- Goal of the exercise
Exactly reproduce each entry, leaving out nothing.

- Given records
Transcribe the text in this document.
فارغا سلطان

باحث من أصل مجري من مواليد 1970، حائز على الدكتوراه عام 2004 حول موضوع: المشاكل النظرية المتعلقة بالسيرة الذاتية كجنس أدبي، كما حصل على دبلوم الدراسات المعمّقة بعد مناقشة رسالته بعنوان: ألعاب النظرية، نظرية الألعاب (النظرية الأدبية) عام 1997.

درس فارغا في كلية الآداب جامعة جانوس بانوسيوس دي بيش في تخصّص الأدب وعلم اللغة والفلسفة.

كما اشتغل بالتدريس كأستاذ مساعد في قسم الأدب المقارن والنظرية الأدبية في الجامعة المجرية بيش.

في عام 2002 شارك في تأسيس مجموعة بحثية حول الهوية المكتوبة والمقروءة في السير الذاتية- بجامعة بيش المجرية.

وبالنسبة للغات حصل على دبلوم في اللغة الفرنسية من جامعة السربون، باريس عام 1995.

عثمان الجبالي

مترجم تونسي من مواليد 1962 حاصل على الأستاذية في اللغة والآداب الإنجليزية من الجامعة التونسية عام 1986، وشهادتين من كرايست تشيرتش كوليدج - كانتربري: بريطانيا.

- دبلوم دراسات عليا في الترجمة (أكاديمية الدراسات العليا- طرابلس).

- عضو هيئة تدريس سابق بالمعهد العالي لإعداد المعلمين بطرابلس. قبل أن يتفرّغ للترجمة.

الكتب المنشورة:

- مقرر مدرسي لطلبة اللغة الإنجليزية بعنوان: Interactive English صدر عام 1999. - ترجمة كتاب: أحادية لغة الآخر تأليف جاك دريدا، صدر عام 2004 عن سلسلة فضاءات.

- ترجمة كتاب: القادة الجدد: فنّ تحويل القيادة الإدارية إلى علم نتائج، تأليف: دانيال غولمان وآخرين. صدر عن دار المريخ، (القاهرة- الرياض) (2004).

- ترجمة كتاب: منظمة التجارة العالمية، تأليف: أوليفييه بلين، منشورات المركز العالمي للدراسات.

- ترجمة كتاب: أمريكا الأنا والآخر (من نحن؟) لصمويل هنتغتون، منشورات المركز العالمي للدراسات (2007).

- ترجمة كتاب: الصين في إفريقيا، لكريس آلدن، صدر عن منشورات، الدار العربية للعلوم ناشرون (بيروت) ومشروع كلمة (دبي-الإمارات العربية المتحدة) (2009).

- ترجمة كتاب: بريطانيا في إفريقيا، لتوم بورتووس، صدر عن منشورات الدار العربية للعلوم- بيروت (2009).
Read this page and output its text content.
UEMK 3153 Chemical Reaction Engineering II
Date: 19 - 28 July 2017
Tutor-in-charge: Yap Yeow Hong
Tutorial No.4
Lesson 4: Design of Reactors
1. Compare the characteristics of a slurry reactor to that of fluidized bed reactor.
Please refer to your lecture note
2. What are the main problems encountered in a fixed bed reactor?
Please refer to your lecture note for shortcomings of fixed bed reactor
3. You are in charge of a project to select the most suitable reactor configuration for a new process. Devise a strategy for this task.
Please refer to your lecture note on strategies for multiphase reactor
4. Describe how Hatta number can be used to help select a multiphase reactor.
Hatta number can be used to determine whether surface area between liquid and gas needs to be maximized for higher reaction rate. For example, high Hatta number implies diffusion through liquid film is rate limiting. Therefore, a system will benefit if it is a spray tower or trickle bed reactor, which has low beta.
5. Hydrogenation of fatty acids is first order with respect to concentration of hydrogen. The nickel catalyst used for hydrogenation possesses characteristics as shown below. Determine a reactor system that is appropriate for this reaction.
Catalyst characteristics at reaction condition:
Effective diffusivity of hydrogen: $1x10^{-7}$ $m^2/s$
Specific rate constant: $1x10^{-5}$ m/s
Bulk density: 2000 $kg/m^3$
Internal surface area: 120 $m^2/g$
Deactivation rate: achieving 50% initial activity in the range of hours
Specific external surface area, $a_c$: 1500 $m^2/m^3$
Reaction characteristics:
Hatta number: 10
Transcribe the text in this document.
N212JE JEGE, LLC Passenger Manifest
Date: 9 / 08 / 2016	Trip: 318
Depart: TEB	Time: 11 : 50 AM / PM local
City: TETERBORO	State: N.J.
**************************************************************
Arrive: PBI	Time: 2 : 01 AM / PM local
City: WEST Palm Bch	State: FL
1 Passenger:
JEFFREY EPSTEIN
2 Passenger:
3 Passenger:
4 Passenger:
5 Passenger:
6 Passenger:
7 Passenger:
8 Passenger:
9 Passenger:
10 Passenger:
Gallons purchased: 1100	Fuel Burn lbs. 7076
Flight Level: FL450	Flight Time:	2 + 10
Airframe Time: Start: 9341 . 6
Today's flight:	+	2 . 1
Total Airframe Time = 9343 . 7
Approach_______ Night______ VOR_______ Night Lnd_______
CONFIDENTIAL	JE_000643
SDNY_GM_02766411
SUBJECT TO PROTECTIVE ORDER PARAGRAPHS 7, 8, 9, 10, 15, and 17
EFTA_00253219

- Result for this task
Transcribe the text in this document.
فارغا سلطان

باحث من أصل مجري من مواليد 1970، حائز على الدكتوراه عام 2004 حول موضوع: المشاكل النظرية المتعلقة بالسيرة الذاتية كجنس أدبي، كما حصل على دبلوم الدراسات المعمّقة بعد مناقشة رسالته بعنوان: ألعاب النظرية، نظرية الألعاب (النظرية الأدبية) عام 1997.

درس فارغا في كلية الآداب جامعة جانوس بانوسيوس دي بيش في تخصّص الأدب وعلم اللغة والفلسفة.

كما اشتغل بالتدريس كأستاذ مساعد في قسم الأدب المقارن والنظرية الأدبية في الجامعة المجرية بيش.

في عام 2002 شارك في تأسيس مجموعة بحثية حول الهوية المكتوبة والمقروءة في السير الذاتية- بجامعة بيش المجرية.

وبالنسبة للغات حصل على دبلوم في اللغة الفرنسية من جامعة السربون، باريس عام 1995.

عثمان الجبالي

مترجم تونسي من مواليد 1962 حاصل على الأستاذية في اللغة والآداب الإنجليزية من الجامعة التونسية عام 1986، وشهادتين من كرايست تشيرتش كوليدج - كانتربري: بريطانيا.

- دبلوم دراسات عليا في الترجمة (أكاديمية الدراسات العليا- طرابلس).

- عضو هيئة تدريس سابق بالمعهد العالي لإعداد المعلمين بطرابلس. قبل أن يتفرّغ للترجمة.

الكتب المنشورة:

- مقرر مدرسي لطلبة اللغة الإنجليزية بعنوان: Interactive English صدر عام 1999. - ترجمة كتاب: أحادية لغة الآخر تأليف جاك دريدا، صدر عام 2004 عن سلسلة فضاءات.

- ترجمة كتاب: القادة الجدد: فنّ تحويل القيادة الإدارية إلى علم نتائج، تأليف: دانيال غولمان وآخرين. صدر عن دار المريخ، (القاهرة- الرياض) (2004).

- ترجمة كتاب: منظمة التجارة العالمية، تأليف: أوليفييه بلين، منشورات المركز العالمي للدراسات.

- ترجمة كتاب: أمريكا الأنا والآخر (من نحن؟) لصمويل هنتغتون، منشورات المركز العالمي للدراسات (2007).

- ترجمة كتاب: الصين في إفريقيا، لكريس آلدن، صدر عن منشورات، الدار العربية للعلوم ناشرون (بيروت) ومشروع كلمة (دبي-الإمارات العربية المتحدة) (2009).

- ترجمة كتاب: بريطانيا في إفريقيا، لتوم بورتووس، صدر عن منشورات الدار العربية للعلوم- بيروت (2009).
Read this page and output its text content.
UEMK 3153 Chemical Reaction Engineering II
Date: 19 - 28 July 2017
Tutor-in-charge: Yap Yeow Hong
Tutorial No.4
Lesson 4: Design of Reactors
1. Compare the characteristics of a slurry reactor to that of fluidized bed reactor.
Please refer to your lecture note
2. What are the main problems encountered in a fixed bed reactor?
Please refer to your lecture note for shortcomings of fixed bed reactor
3. You are in charge of a project to select the most suitable reactor configuration for a new process. Devise a strategy for this task.
Please refer to your lecture note on strategies for multiphase reactor
4. Describe how Hatta number can be used to help select a multiphase reactor.
Hatta number can be used to determine whether surface area between liquid and gas needs to be maximized for higher reaction rate. For example, high Hatta number implies diffusion through liquid film is rate limiting. Therefore, a system will benefit if it is a spray tower or trickle bed reactor, which has low beta.
5. Hydrogenation of fatty acids is first order with respect to concentration of hydrogen. The nickel catalyst used for hydrogenation possesses characteristics as shown below. Determine a reactor system that is appropriate for this reaction.
Catalyst characteristics at reaction condition:
Effective diffusivity of hydrogen: $1x10^{-7}$ $m^2/s$
Specific rate constant: $1x10^{-5}$ m/s
Bulk density: 2000 $kg/m^3$
Internal surface area: 120 $m^2/g$
Deactivation rate: achieving 50% initial activity in the range of hours
Specific external surface area, $a_c$: 1500 $m^2/m^3$
Reaction characteristics:
Hatta number: 10
Transcribe the text in this document.
N212JE JEGE, LLC Passenger Manifest
Date: 9 / 08 / 2016	Trip: 318
Depart: TEB	Time: 11 : 50 AM / PM local
City: TETERBORO	State: N.J.
**************************************************************
Arrive: PBI	Time: 2 : 01 AM / PM local
City: WEST Palm Bch	State: FL
1 Passenger:
JEFFREY EPSTEIN
2 Passenger:
3 Passenger:
4 Passenger:
5 Passenger:
6 Passenger:
7 Passenger:
8 Passenger:
9 Passenger:
10 Passenger:
Gallons purchased: 1100	Fuel Burn lbs. 7076
Flight Level: FL450	Flight Time:	2 + 10
Airframe Time: Start: 9341 . 6
Today's flight:	+	2 . 1
Total Airframe Time = 9343 . 7
Approach_______ Night______ VOR_______ Night Lnd_______
CONFIDENTIAL	JE_000643
SDNY_GM_02766411
SUBJECT TO PROTECTIVE ORDER PARAGRAPHS 7, 8, 9, 10, 15, and 17
EFTA_00253219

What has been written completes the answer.